What needs to be done →
Set down precisely the lines from the line with "What does this" through the end of the material, inclusive, and no pictures.

Data provided →
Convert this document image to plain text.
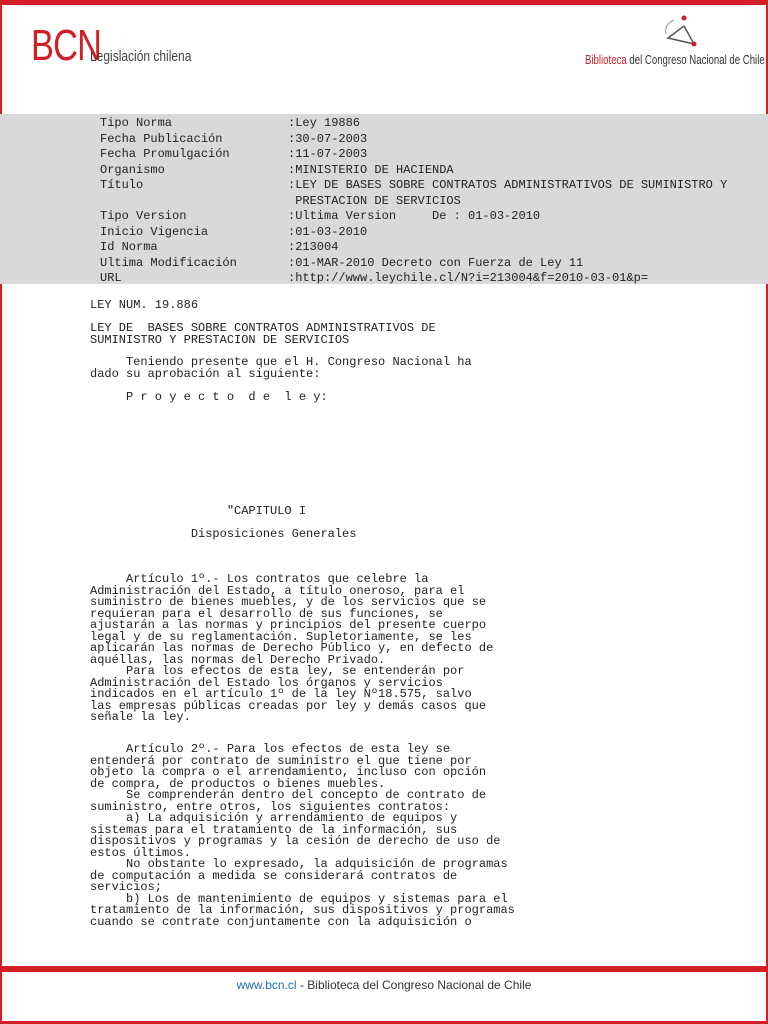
BCN
Legislación chilena	Biblioteca del Congreso Nacional de Chile
Tipo Norma	:Ley 19886
Fecha Publicación	:30-07-2003
Fecha Promulgación	:11-07-2003
Organismo	:MINISTERIO DE HACIENDA
Título	:LEY DE BASES SOBRE CONTRATOS ADMINISTRATIVOS DE SUMINISTRO Y
PRESTACION DE SERVICIOS
Tipo Version	:Ultima Version     De : 01-03-2010
Inicio Vigencia	:01-03-2010
Id Norma	:213004
Ultima Modificación	:01-MAR-2010 Decreto con Fuerza de Ley 11
URL	:http://www.leychile.cl/N?i=213004&f=2010-03-01&p=
LEY NUM. 19.886
LEY DE  BASES SOBRE CONTRATOS ADMINISTRATIVOS DE
SUMINISTRO Y PRESTACION DE SERVICIOS
Teniendo presente que el H. Congreso Nacional ha
dado su aprobación al siguiente:
P r o y e c t o  d e  l e y:
"CAPITULO I
Disposiciones Generales
Artículo 1º.- Los contratos que celebre la
Administración del Estado, a título oneroso, para el
suministro de bienes muebles, y de los servicios que se
requieran para el desarrollo de sus funciones, se
ajustarán a las normas y principios del presente cuerpo
legal y de su reglamentación. Supletoriamente, se les
aplicarán las normas de Derecho Público y, en defecto de
aquéllas, las normas del Derecho Privado.
Para los efectos de esta ley, se entenderán por
Administración del Estado los órganos y servicios
indicados en el artículo 1º de la ley Nº18.575, salvo
las empresas públicas creadas por ley y demás casos que
señale la ley.
Artículo 2º.- Para los efectos de esta ley se
entenderá por contrato de suministro el que tiene por
objeto la compra o el arrendamiento, incluso con opción
de compra, de productos o bienes muebles.
Se comprenderán dentro del concepto de contrato de
suministro, entre otros, los siguientes contratos:
a) La adquisición y arrendamiento de equipos y
sistemas para el tratamiento de la información, sus
dispositivos y programas y la cesión de derecho de uso de
estos últimos.
No obstante lo expresado, la adquisición de programas
de computación a medida se considerará contratos de
servicios;
b) Los de mantenimiento de equipos y sistemas para el
tratamiento de la información, sus dispositivos y programas
cuando se contrate conjuntamente con la adquisición o
www.bcn.cl - Biblioteca del Congreso Nacional de Chile
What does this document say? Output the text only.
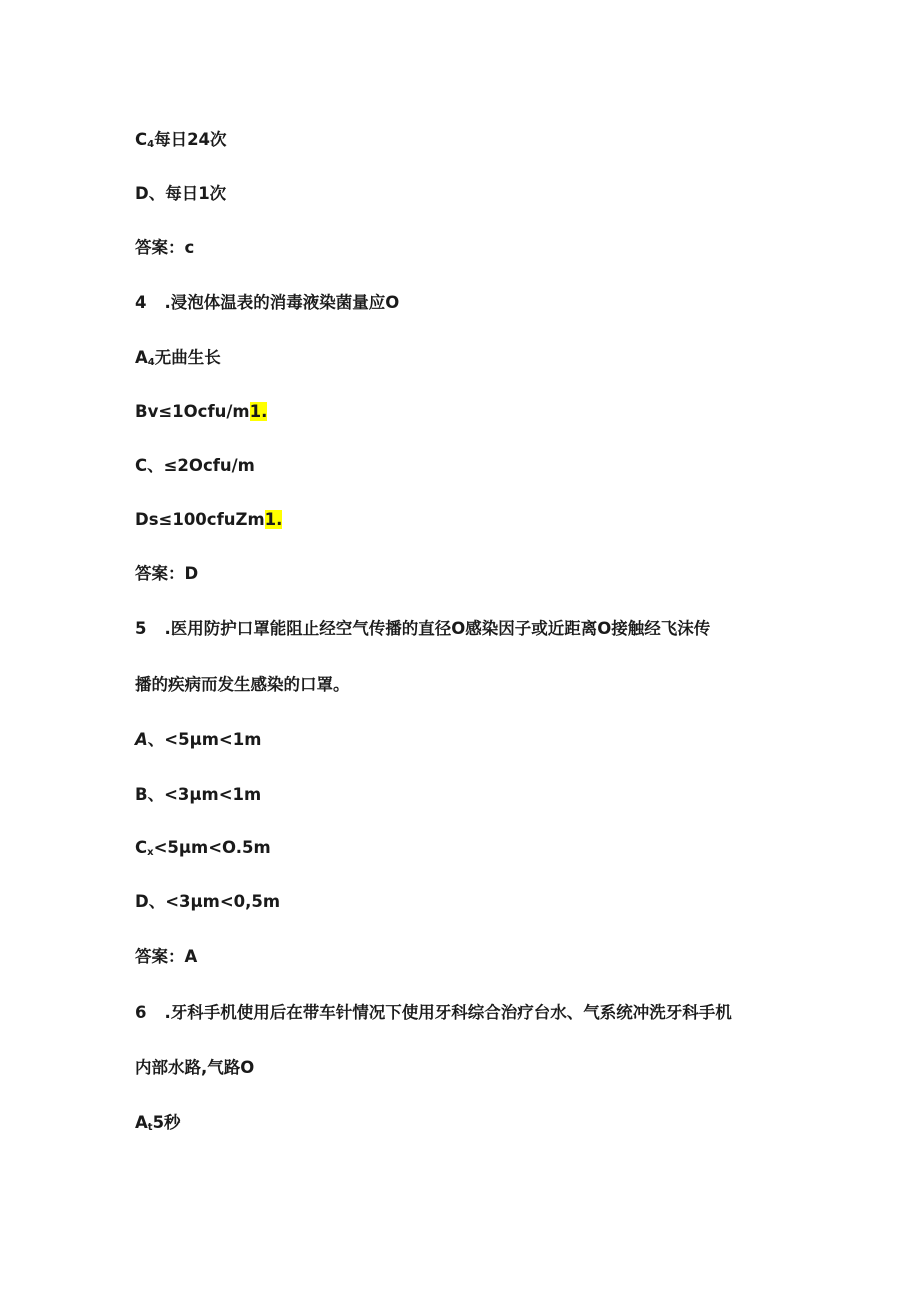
$C_4$每日24次
D、每日1次
答案：c
4 .浸泡体温表的消毒液染菌量应O
$A_4$无曲生长
Bv≤1Ocfu/m1.
C、≤2Ocfu/m
Ds≤100cfuZm1.
答案：D
5 .医用防护口罩能阻止经空气传播的直径O感染因子或近距离O接触经飞沫传
播的疾病而发生感染的口罩。
A、<5μm<1m
B、<3μm<1m
$C_x<5\mu m<O.5m$
D、<3μm<0,5m
答案：A
6 .牙科手机使用后在带车针情况下使用牙科综合治疗台水、气系统冲洗牙科手机
内部水路,气路O
$A_t5$秒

Solved problem →
What does this document say? Output the text only.
$C_4$每日24次
D、每日1次
答案：c
4 .浸泡体温表的消毒液染菌量应O
$A_4$无曲生长
Bv≤1Ocfu/m1.
C、≤2Ocfu/m
Ds≤100cfuZm1.
答案：D
5 .医用防护口罩能阻止经空气传播的直径O感染因子或近距离O接触经飞沫传
播的疾病而发生感染的口罩。
A、<5μm<1m
B、<3μm<1m
$C_x<5\mu m<O.5m$
D、<3μm<0,5m
答案：A
6 .牙科手机使用后在带车针情况下使用牙科综合治疗台水、气系统冲洗牙科手机
内部水路,气路O
$A_t5$秒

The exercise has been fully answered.